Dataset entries
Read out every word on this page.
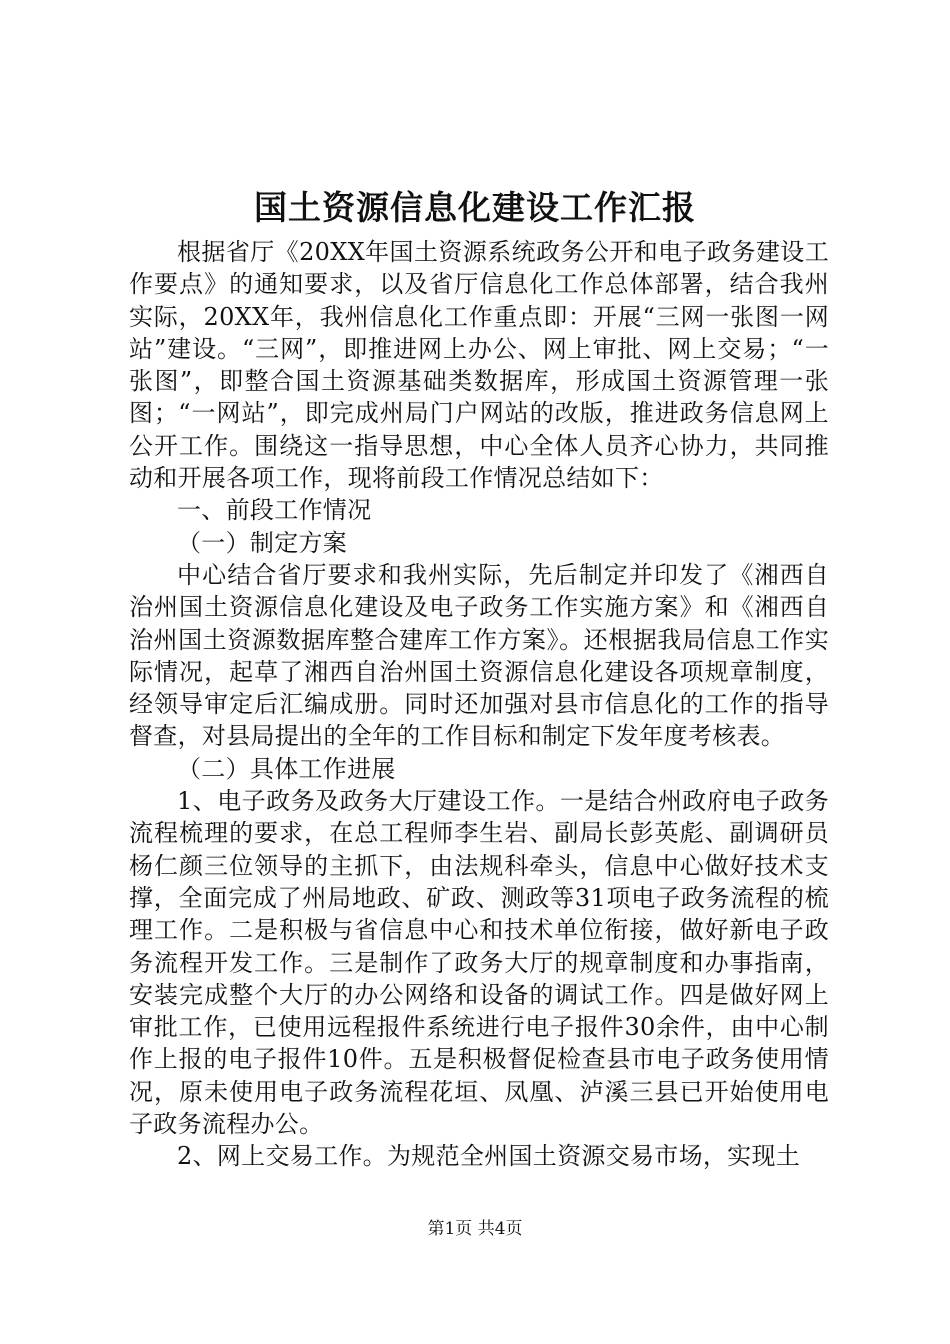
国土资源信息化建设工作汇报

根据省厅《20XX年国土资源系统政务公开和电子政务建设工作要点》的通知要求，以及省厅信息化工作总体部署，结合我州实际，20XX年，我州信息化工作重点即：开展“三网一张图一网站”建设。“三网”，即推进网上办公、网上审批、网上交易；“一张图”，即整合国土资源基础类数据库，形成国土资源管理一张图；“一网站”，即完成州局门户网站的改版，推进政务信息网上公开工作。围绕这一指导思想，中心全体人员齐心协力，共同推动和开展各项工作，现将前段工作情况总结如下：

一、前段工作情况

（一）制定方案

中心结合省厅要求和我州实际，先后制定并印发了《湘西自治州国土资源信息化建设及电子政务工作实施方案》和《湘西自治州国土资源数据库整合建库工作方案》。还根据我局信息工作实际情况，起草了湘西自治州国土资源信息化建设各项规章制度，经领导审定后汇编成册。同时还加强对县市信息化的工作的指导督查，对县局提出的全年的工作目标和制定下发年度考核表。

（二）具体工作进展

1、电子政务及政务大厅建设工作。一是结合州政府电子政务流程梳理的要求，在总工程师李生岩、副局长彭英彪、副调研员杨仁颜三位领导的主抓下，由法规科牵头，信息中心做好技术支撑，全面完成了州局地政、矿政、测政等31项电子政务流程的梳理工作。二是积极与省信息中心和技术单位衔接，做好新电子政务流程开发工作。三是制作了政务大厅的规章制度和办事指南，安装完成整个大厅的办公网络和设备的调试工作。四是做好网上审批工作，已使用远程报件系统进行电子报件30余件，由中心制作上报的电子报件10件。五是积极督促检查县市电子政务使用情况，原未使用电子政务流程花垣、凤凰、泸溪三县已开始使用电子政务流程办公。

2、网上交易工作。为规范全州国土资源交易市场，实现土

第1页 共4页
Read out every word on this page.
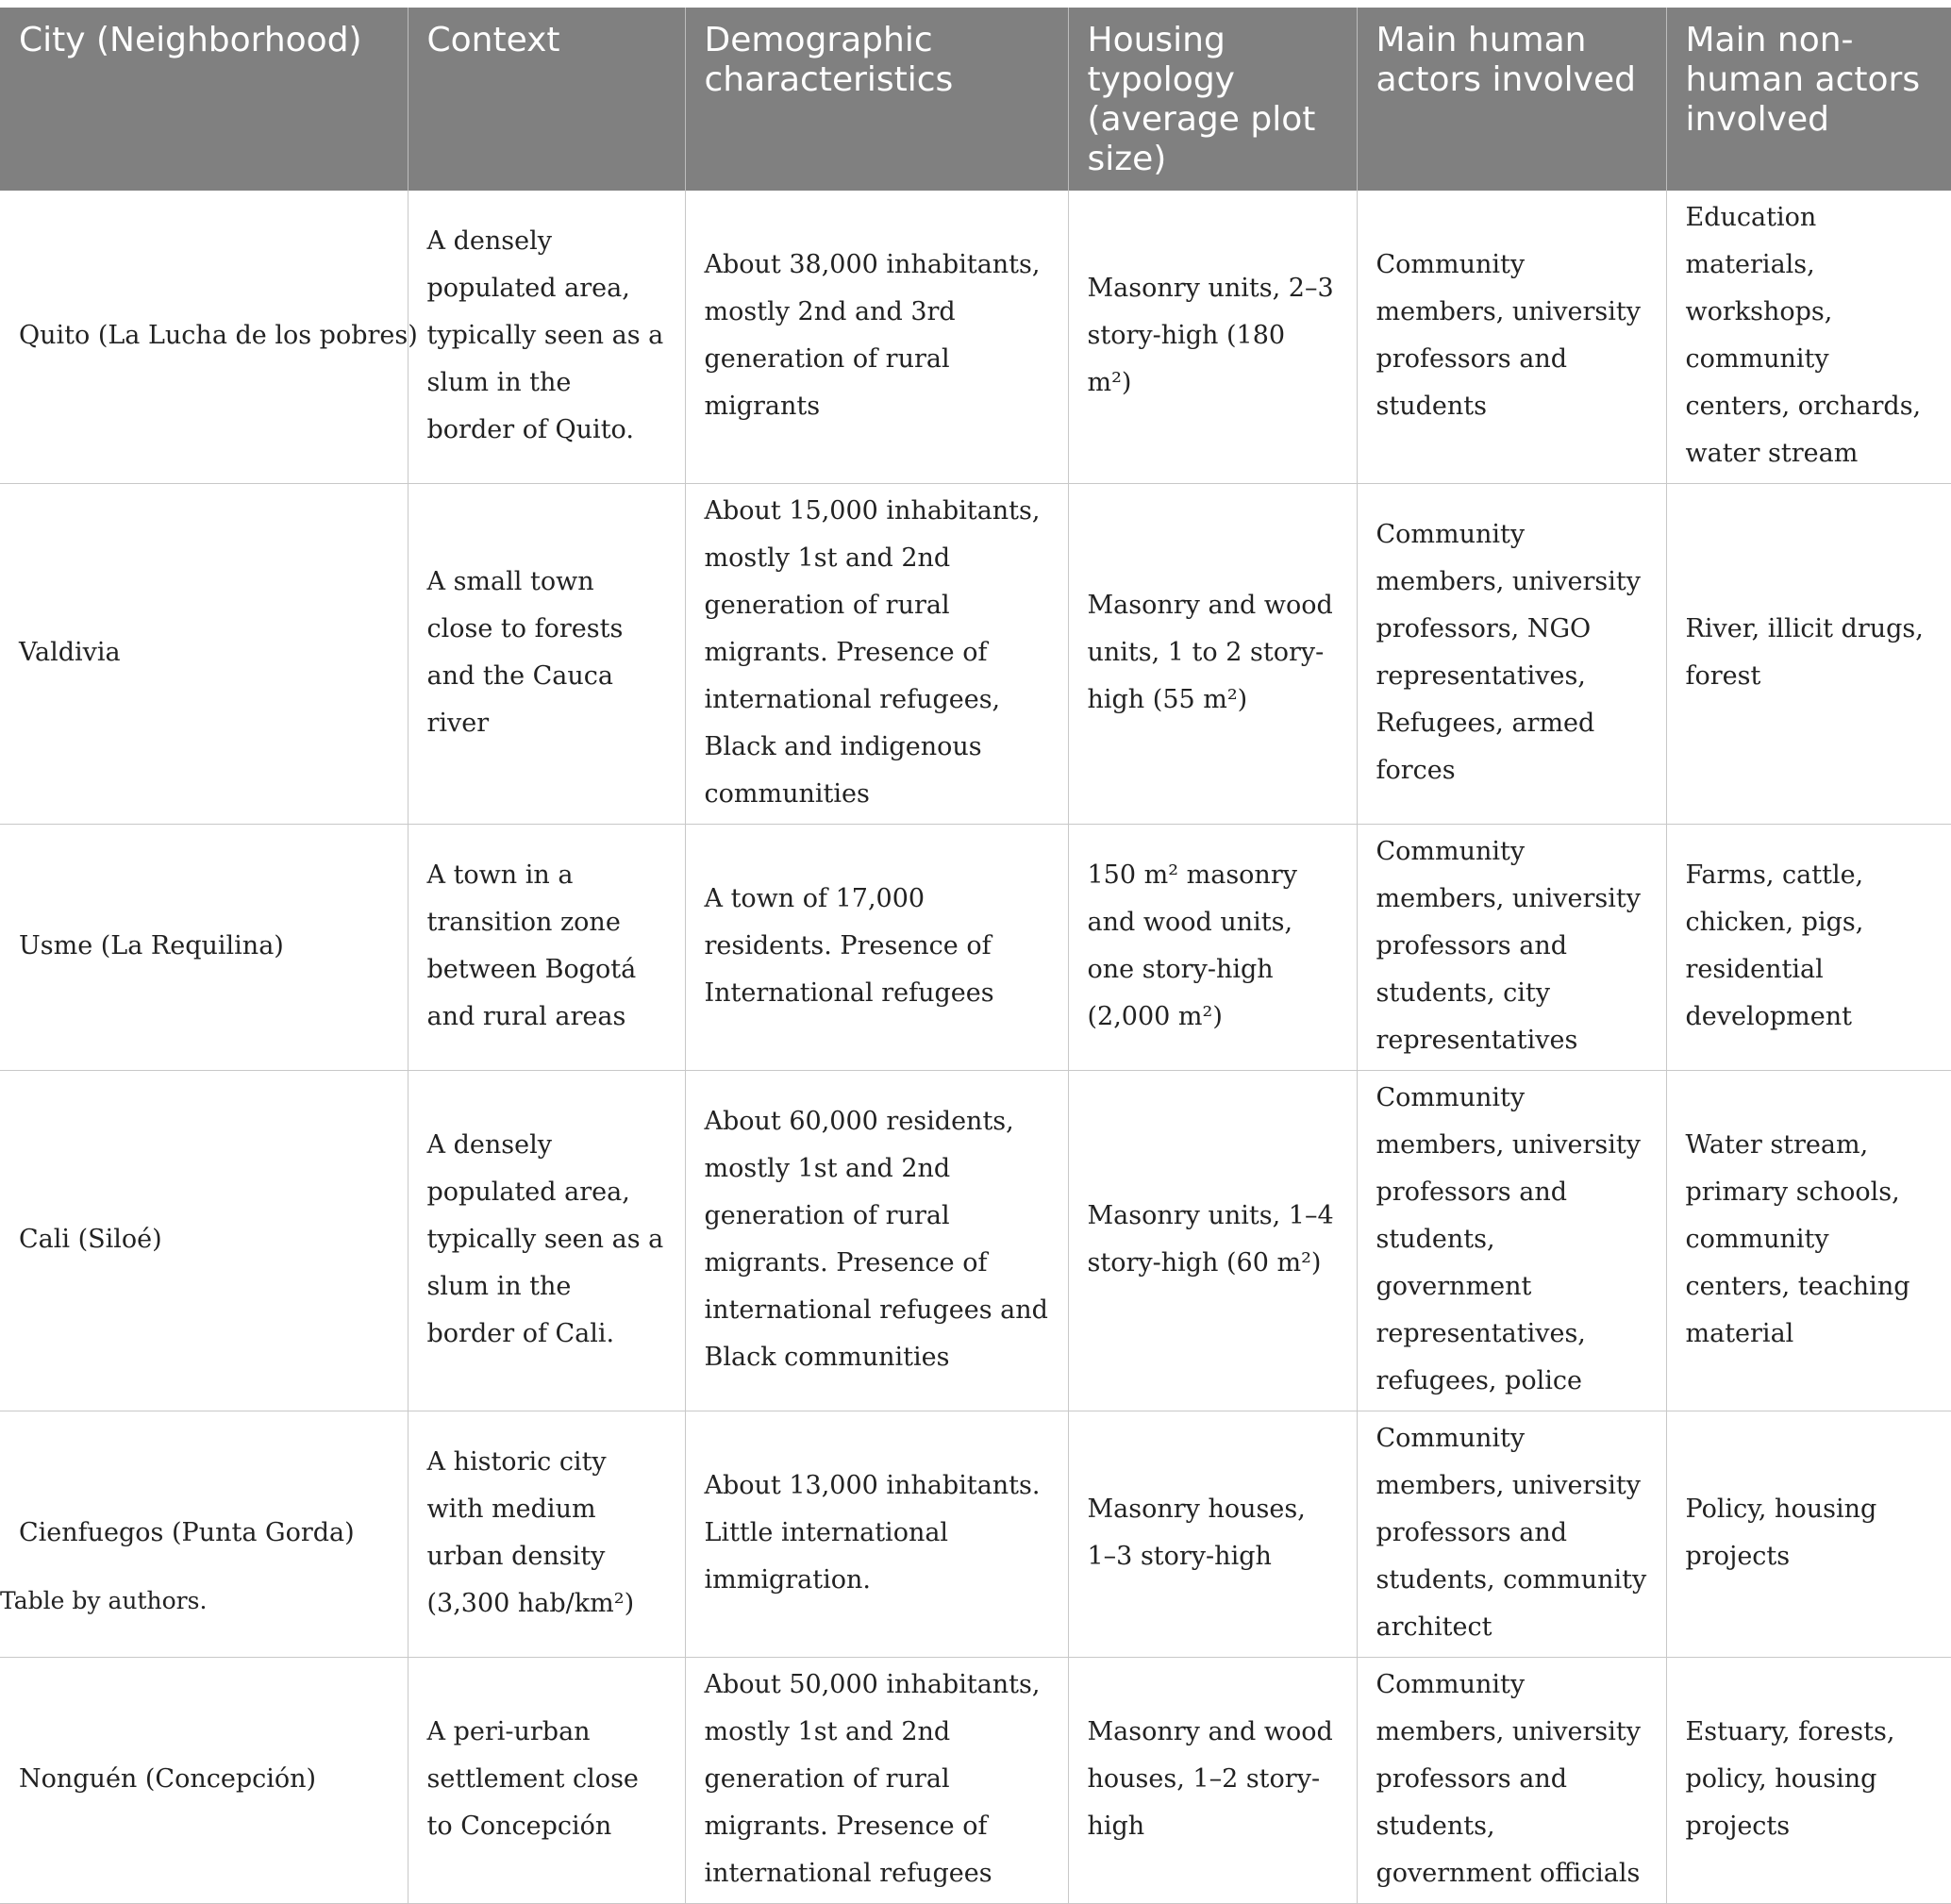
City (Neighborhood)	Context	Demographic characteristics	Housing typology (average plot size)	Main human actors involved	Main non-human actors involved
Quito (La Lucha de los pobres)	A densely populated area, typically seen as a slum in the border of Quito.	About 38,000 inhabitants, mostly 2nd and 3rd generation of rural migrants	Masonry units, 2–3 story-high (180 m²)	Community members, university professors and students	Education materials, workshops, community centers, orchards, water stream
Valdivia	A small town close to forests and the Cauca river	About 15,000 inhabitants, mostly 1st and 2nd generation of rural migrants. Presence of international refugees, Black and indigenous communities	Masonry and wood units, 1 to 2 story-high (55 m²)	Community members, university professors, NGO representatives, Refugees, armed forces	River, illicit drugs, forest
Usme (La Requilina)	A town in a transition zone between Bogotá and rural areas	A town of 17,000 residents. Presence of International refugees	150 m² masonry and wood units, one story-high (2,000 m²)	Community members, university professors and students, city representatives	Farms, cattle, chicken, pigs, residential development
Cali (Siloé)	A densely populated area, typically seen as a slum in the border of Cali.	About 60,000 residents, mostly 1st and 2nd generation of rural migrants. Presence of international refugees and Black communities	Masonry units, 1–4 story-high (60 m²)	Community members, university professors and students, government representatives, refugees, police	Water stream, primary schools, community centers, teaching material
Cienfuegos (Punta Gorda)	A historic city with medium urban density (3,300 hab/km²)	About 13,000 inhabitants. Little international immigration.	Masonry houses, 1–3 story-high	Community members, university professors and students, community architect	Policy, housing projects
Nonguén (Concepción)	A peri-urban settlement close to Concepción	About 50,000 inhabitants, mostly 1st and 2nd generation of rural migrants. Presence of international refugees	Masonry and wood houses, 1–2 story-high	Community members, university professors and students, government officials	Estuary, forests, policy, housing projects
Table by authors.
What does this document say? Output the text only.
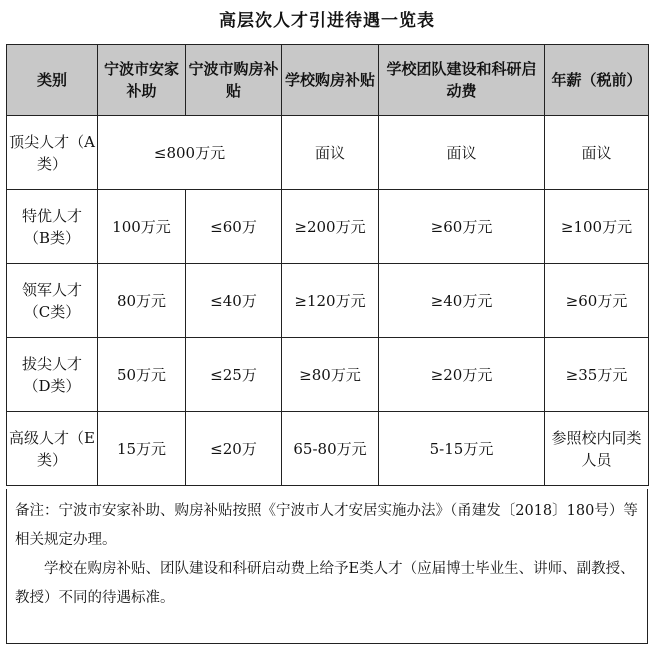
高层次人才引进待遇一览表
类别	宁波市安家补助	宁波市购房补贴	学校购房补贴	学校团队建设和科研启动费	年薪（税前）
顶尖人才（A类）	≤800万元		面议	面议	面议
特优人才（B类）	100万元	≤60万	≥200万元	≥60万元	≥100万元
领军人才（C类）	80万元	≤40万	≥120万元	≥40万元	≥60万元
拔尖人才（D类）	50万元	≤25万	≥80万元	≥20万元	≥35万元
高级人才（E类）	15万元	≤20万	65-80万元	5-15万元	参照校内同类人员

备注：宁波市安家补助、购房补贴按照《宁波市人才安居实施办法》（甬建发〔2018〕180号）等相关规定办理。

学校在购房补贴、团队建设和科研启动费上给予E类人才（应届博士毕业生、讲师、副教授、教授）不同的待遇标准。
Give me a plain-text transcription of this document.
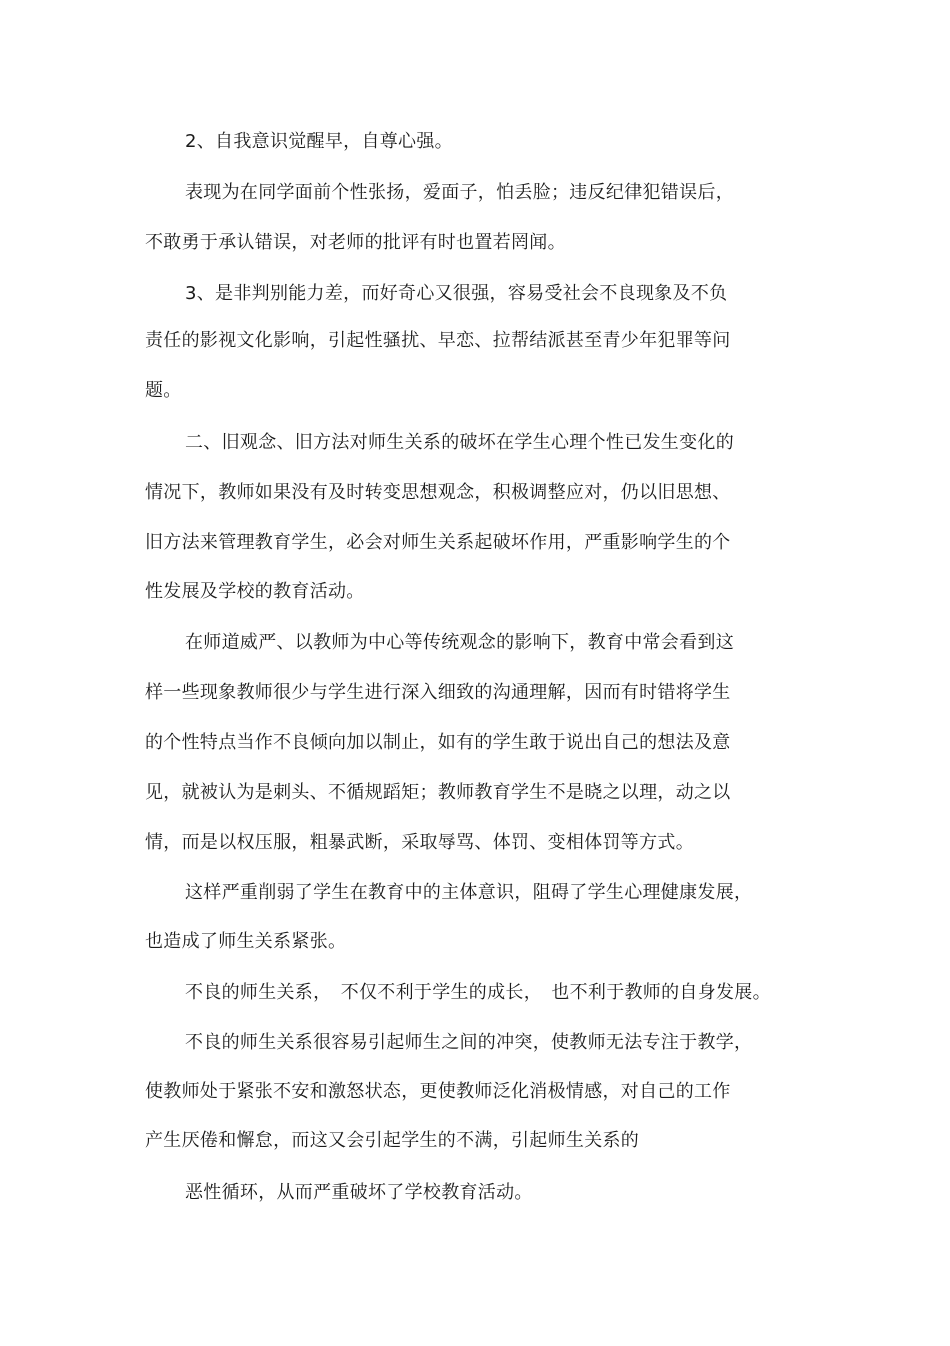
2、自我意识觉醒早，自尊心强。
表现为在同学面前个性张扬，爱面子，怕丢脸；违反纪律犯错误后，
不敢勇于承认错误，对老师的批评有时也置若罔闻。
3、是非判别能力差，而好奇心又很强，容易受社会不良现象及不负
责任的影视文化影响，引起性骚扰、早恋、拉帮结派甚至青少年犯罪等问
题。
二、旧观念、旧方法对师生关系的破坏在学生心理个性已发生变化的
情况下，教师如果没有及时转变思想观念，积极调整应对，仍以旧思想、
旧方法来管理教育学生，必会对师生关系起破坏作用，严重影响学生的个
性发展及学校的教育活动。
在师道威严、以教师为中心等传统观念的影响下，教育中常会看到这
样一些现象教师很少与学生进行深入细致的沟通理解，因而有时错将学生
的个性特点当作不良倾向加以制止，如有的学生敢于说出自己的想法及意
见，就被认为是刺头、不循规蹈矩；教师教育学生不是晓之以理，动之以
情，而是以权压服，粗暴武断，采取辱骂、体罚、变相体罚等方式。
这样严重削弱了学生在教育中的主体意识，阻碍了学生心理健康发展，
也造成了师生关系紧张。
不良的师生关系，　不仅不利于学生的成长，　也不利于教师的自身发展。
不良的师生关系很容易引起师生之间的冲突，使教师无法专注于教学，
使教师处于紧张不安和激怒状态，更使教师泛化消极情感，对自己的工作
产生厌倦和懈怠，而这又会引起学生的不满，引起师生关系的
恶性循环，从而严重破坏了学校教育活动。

=== PROBLEM DESCRIPTION ===
Repeat the lines above exactly, and keep every picture out.

=== RESPONSE TO THE EXERCISE ===
Read out every word on this page.
国土资源信息化建设工作汇报

根据省厅《20XX年国土资源系统政务公开和电子政务建设工作要点》的通知要求，以及省厅信息化工作总体部署，结合我州实际，20XX年，我州信息化工作重点即：开展“三网一张图一网站”建设。“三网”，即推进网上办公、网上审批、网上交易；“一张图”，即整合国土资源基础类数据库，形成国土资源管理一张图；“一网站”，即完成州局门户网站的改版，推进政务信息网上公开工作。围绕这一指导思想，中心全体人员齐心协力，共同推动和开展各项工作，现将前段工作情况总结如下：

一、前段工作情况

（一）制定方案

中心结合省厅要求和我州实际，先后制定并印发了《湘西自治州国土资源信息化建设及电子政务工作实施方案》和《湘西自治州国土资源数据库整合建库工作方案》。还根据我局信息工作实际情况，起草了湘西自治州国土资源信息化建设各项规章制度，经领导审定后汇编成册。同时还加强对县市信息化的工作的指导督查，对县局提出的全年的工作目标和制定下发年度考核表。

（二）具体工作进展

1、电子政务及政务大厅建设工作。一是结合州政府电子政务流程梳理的要求，在总工程师李生岩、副局长彭英彪、副调研员杨仁颜三位领导的主抓下，由法规科牵头，信息中心做好技术支撑，全面完成了州局地政、矿政、测政等31项电子政务流程的梳理工作。二是积极与省信息中心和技术单位衔接，做好新电子政务流程开发工作。三是制作了政务大厅的规章制度和办事指南，安装完成整个大厅的办公网络和设备的调试工作。四是做好网上审批工作，已使用远程报件系统进行电子报件30余件，由中心制作上报的电子报件10件。五是积极督促检查县市电子政务使用情况，原未使用电子政务流程花垣、凤凰、泸溪三县已开始使用电子政务流程办公。

2、网上交易工作。为规范全州国土资源交易市场，实现土

第1页 共4页
Read out every word on this page.
City (Neighborhood)	Context	Demographic characteristics	Housing typology (average plot size)	Main human actors involved	Main non-human actors involved
Quito (La Lucha de los pobres)	A densely populated area, typically seen as a slum in the border of Quito.	About 38,000 inhabitants, mostly 2nd and 3rd generation of rural migrants	Masonry units, 2–3 story-high (180 m²)	Community members, university professors and students	Education materials, workshops, community centers, orchards, water stream
Valdivia	A small town close to forests and the Cauca river	About 15,000 inhabitants, mostly 1st and 2nd generation of rural migrants. Presence of international refugees, Black and indigenous communities	Masonry and wood units, 1 to 2 story-high (55 m²)	Community members, university professors, NGO representatives, Refugees, armed forces	River, illicit drugs, forest
Usme (La Requilina)	A town in a transition zone between Bogotá and rural areas	A town of 17,000 residents. Presence of International refugees	150 m² masonry and wood units, one story-high (2,000 m²)	Community members, university professors and students, city representatives	Farms, cattle, chicken, pigs, residential development
Cali (Siloé)	A densely populated area, typically seen as a slum in the border of Cali.	About 60,000 residents, mostly 1st and 2nd generation of rural migrants. Presence of international refugees and Black communities	Masonry units, 1–4 story-high (60 m²)	Community members, university professors and students, government representatives, refugees, police	Water stream, primary schools, community centers, teaching material
Cienfuegos (Punta Gorda)	A historic city with medium urban density (3,300 hab/km²)	About 13,000 inhabitants. Little international immigration.	Masonry houses, 1–3 story-high	Community members, university professors and students, community architect	Policy, housing projects
Nonguén (Concepción)	A peri-urban settlement close to Concepción	About 50,000 inhabitants, mostly 1st and 2nd generation of rural migrants. Presence of international refugees	Masonry and wood houses, 1–2 story-high	Community members, university professors and students, government officials	Estuary, forests, policy, housing projects
Table by authors.
What does this document say? Output the text only.
高层次人才引进待遇一览表
类别	宁波市安家补助	宁波市购房补贴	学校购房补贴	学校团队建设和科研启动费	年薪（税前）
顶尖人才（A类）	≤800万元		面议	面议	面议
特优人才（B类）	100万元	≤60万	≥200万元	≥60万元	≥100万元
领军人才（C类）	80万元	≤40万	≥120万元	≥40万元	≥60万元
拔尖人才（D类）	50万元	≤25万	≥80万元	≥20万元	≥35万元
高级人才（E类）	15万元	≤20万	65-80万元	5-15万元	参照校内同类人员

备注：宁波市安家补助、购房补贴按照《宁波市人才安居实施办法》（甬建发〔2018〕180号）等相关规定办理。

学校在购房补贴、团队建设和科研启动费上给予E类人才（应届博士毕业生、讲师、副教授、教授）不同的待遇标准。
Give me a plain-text transcription of this document.
2、自我意识觉醒早，自尊心强。
表现为在同学面前个性张扬，爱面子，怕丢脸；违反纪律犯错误后，
不敢勇于承认错误，对老师的批评有时也置若罔闻。
3、是非判别能力差，而好奇心又很强，容易受社会不良现象及不负
责任的影视文化影响，引起性骚扰、早恋、拉帮结派甚至青少年犯罪等问
题。
二、旧观念、旧方法对师生关系的破坏在学生心理个性已发生变化的
情况下，教师如果没有及时转变思想观念，积极调整应对，仍以旧思想、
旧方法来管理教育学生，必会对师生关系起破坏作用，严重影响学生的个
性发展及学校的教育活动。
在师道威严、以教师为中心等传统观念的影响下，教育中常会看到这
样一些现象教师很少与学生进行深入细致的沟通理解，因而有时错将学生
的个性特点当作不良倾向加以制止，如有的学生敢于说出自己的想法及意
见，就被认为是刺头、不循规蹈矩；教师教育学生不是晓之以理，动之以
情，而是以权压服，粗暴武断，采取辱骂、体罚、变相体罚等方式。
这样严重削弱了学生在教育中的主体意识，阻碍了学生心理健康发展，
也造成了师生关系紧张。
不良的师生关系，　不仅不利于学生的成长，　也不利于教师的自身发展。
不良的师生关系很容易引起师生之间的冲突，使教师无法专注于教学，
使教师处于紧张不安和激怒状态，更使教师泛化消极情感，对自己的工作
产生厌倦和懈怠，而这又会引起学生的不满，引起师生关系的
恶性循环，从而严重破坏了学校教育活动。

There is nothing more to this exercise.